_Coordinate annotation records_

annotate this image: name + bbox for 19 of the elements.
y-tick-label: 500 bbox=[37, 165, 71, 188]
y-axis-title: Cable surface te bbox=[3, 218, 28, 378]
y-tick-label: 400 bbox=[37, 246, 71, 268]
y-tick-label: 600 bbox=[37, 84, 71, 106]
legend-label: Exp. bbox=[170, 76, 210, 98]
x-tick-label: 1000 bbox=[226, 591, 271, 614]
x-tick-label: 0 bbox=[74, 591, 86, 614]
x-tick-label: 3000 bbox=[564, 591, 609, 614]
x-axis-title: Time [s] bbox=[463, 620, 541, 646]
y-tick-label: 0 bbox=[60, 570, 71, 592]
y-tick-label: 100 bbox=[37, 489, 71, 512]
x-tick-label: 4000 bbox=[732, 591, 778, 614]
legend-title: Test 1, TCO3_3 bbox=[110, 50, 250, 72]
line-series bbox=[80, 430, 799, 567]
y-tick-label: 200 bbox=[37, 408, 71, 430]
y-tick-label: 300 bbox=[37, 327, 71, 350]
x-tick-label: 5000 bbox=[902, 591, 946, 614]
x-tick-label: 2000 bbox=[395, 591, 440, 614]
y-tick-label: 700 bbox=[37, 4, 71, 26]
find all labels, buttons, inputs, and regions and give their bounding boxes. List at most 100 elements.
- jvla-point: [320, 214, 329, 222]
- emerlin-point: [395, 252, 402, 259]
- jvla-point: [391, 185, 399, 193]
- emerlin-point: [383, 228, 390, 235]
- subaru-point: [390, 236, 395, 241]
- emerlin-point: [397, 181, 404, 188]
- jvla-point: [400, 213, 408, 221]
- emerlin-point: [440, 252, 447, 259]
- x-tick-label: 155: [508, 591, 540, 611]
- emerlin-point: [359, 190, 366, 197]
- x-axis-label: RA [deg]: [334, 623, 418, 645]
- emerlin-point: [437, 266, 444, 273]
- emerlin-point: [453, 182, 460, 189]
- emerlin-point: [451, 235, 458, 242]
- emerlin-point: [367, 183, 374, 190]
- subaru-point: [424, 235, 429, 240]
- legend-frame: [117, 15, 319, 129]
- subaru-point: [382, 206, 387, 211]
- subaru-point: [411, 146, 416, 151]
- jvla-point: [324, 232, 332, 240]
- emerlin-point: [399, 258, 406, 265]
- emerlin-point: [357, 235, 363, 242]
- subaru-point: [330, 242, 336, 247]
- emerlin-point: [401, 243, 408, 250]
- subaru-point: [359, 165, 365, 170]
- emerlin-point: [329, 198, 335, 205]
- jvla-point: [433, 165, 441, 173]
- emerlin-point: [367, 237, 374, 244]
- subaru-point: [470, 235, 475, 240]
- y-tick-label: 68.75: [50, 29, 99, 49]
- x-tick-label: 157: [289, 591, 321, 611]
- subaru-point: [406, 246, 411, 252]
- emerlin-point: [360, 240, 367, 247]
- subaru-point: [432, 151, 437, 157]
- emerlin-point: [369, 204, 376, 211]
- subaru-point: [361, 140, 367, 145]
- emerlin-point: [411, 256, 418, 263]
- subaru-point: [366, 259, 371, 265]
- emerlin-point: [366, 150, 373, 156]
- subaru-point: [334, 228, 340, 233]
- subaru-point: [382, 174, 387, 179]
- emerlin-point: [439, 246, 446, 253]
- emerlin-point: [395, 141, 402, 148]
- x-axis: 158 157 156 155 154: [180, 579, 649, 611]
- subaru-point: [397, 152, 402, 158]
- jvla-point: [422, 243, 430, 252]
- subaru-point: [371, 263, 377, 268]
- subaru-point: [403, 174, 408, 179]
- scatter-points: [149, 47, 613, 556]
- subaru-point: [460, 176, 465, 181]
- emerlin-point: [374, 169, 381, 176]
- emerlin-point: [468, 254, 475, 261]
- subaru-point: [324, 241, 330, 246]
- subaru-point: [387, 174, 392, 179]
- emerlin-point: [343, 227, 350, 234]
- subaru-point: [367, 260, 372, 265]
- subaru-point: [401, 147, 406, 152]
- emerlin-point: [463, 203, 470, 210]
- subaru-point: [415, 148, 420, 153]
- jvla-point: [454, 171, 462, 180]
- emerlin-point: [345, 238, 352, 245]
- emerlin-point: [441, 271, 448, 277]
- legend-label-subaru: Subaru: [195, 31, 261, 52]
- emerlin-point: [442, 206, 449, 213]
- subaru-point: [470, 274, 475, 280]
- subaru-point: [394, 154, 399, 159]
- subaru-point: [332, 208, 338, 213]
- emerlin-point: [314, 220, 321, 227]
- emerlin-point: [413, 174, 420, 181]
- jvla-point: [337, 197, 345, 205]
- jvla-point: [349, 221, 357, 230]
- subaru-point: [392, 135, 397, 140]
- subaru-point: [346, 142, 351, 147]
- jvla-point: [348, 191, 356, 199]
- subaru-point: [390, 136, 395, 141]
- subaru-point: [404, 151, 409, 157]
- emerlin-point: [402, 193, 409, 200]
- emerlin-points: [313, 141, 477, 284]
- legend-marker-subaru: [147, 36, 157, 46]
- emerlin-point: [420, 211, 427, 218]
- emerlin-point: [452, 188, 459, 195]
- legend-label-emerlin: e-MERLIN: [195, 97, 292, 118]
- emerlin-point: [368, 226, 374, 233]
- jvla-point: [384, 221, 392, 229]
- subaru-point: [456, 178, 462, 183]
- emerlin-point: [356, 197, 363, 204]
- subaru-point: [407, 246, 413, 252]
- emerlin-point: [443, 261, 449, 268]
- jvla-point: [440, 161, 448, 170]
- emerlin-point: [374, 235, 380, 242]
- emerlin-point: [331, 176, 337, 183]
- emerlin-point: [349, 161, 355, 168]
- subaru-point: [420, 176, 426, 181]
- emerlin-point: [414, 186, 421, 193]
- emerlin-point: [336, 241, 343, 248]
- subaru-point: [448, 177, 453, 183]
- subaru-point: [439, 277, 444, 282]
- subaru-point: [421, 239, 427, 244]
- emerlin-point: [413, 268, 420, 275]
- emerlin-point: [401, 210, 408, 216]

_The request_
Copy out every line of the material above word for word, without changing anything.

_Response to the exercise_
annotate this image: name + bbox for 19 of the elements.
y-tick-label: 500 bbox=[37, 165, 71, 188]
y-axis-title: Cable surface te bbox=[3, 218, 28, 378]
y-tick-label: 400 bbox=[37, 246, 71, 268]
y-tick-label: 600 bbox=[37, 84, 71, 106]
legend-label: Exp. bbox=[170, 76, 210, 98]
x-tick-label: 1000 bbox=[226, 591, 271, 614]
x-tick-label: 0 bbox=[74, 591, 86, 614]
x-tick-label: 3000 bbox=[564, 591, 609, 614]
x-axis-title: Time [s] bbox=[463, 620, 541, 646]
y-tick-label: 0 bbox=[60, 570, 71, 592]
y-tick-label: 100 bbox=[37, 489, 71, 512]
x-tick-label: 4000 bbox=[732, 591, 778, 614]
legend-title: Test 1, TCO3_3 bbox=[110, 50, 250, 72]
line-series bbox=[80, 430, 799, 567]
y-tick-label: 200 bbox=[37, 408, 71, 430]
y-tick-label: 300 bbox=[37, 327, 71, 350]
x-tick-label: 5000 bbox=[902, 591, 946, 614]
x-tick-label: 2000 bbox=[395, 591, 440, 614]
y-tick-label: 700 bbox=[37, 4, 71, 26]
find all labels, buttons, inputs, and regions and give their bounding boxes. List at most 100 elements.
- jvla-point: [320, 214, 329, 222]
- emerlin-point: [395, 252, 402, 259]
- jvla-point: [391, 185, 399, 193]
- emerlin-point: [383, 228, 390, 235]
- subaru-point: [390, 236, 395, 241]
- emerlin-point: [397, 181, 404, 188]
- jvla-point: [400, 213, 408, 221]
- emerlin-point: [440, 252, 447, 259]
- x-tick-label: 155: [508, 591, 540, 611]
- emerlin-point: [359, 190, 366, 197]
- x-axis-label: RA [deg]: [334, 623, 418, 645]
- emerlin-point: [437, 266, 444, 273]
- emerlin-point: [453, 182, 460, 189]
- emerlin-point: [451, 235, 458, 242]
- emerlin-point: [367, 183, 374, 190]
- subaru-point: [424, 235, 429, 240]
- legend-frame: [117, 15, 319, 129]
- subaru-point: [382, 206, 387, 211]
- subaru-point: [411, 146, 416, 151]
- jvla-point: [324, 232, 332, 240]
- emerlin-point: [399, 258, 406, 265]
- emerlin-point: [357, 235, 363, 242]
- subaru-point: [330, 242, 336, 247]
- emerlin-point: [401, 243, 408, 250]
- subaru-point: [359, 165, 365, 170]
- emerlin-point: [329, 198, 335, 205]
- jvla-point: [433, 165, 441, 173]
- emerlin-point: [367, 237, 374, 244]
- subaru-point: [470, 235, 475, 240]
- y-tick-label: 68.75: [50, 29, 99, 49]
- x-tick-label: 157: [289, 591, 321, 611]
- subaru-point: [406, 246, 411, 252]
- emerlin-point: [360, 240, 367, 247]
- subaru-point: [432, 151, 437, 157]
- emerlin-point: [369, 204, 376, 211]
- subaru-point: [361, 140, 367, 145]
- emerlin-point: [411, 256, 418, 263]
- subaru-point: [366, 259, 371, 265]
- emerlin-point: [366, 150, 373, 156]
- subaru-point: [334, 228, 340, 233]
- subaru-point: [382, 174, 387, 179]
- emerlin-point: [439, 246, 446, 253]
- emerlin-point: [395, 141, 402, 148]
- x-axis: 158 157 156 155 154: [180, 579, 649, 611]
- subaru-point: [397, 152, 402, 158]
- jvla-point: [422, 243, 430, 252]
- subaru-point: [371, 263, 377, 268]
- subaru-point: [403, 174, 408, 179]
- scatter-points: [149, 47, 613, 556]
- subaru-point: [460, 176, 465, 181]
- emerlin-point: [374, 169, 381, 176]
- emerlin-point: [468, 254, 475, 261]
- subaru-point: [324, 241, 330, 246]
- subaru-point: [387, 174, 392, 179]
- emerlin-point: [343, 227, 350, 234]
- subaru-point: [367, 260, 372, 265]
- subaru-point: [401, 147, 406, 152]
- emerlin-point: [463, 203, 470, 210]
- subaru-point: [415, 148, 420, 153]
- jvla-point: [454, 171, 462, 180]
- emerlin-point: [345, 238, 352, 245]
- emerlin-point: [441, 271, 448, 277]
- legend-label-subaru: Subaru: [195, 31, 261, 52]
- emerlin-point: [442, 206, 449, 213]
- subaru-point: [470, 274, 475, 280]
- subaru-point: [394, 154, 399, 159]
- subaru-point: [332, 208, 338, 213]
- emerlin-point: [314, 220, 321, 227]
- emerlin-point: [413, 174, 420, 181]
- jvla-point: [337, 197, 345, 205]
- jvla-point: [349, 221, 357, 230]
- subaru-point: [392, 135, 397, 140]
- subaru-point: [346, 142, 351, 147]
- jvla-point: [348, 191, 356, 199]
- subaru-point: [390, 136, 395, 141]
- subaru-point: [404, 151, 409, 157]
- emerlin-point: [402, 193, 409, 200]
- emerlin-points: [313, 141, 477, 284]
- legend-marker-subaru: [147, 36, 157, 46]
- emerlin-point: [420, 211, 427, 218]
- emerlin-point: [452, 188, 459, 195]
- legend-label-emerlin: e-MERLIN: [195, 97, 292, 118]
- emerlin-point: [368, 226, 374, 233]
- jvla-point: [384, 221, 392, 229]
- subaru-point: [456, 178, 462, 183]
- emerlin-point: [356, 197, 363, 204]
- subaru-point: [407, 246, 413, 252]
- emerlin-point: [443, 261, 449, 268]
- jvla-point: [440, 161, 448, 170]
- emerlin-point: [374, 235, 380, 242]
- emerlin-point: [331, 176, 337, 183]
- emerlin-point: [349, 161, 355, 168]
- subaru-point: [420, 176, 426, 181]
- emerlin-point: [414, 186, 421, 193]
- emerlin-point: [336, 241, 343, 248]
- subaru-point: [448, 177, 453, 183]
- subaru-point: [439, 277, 444, 282]
- subaru-point: [421, 239, 427, 244]
- emerlin-point: [413, 268, 420, 275]
- emerlin-point: [401, 210, 408, 216]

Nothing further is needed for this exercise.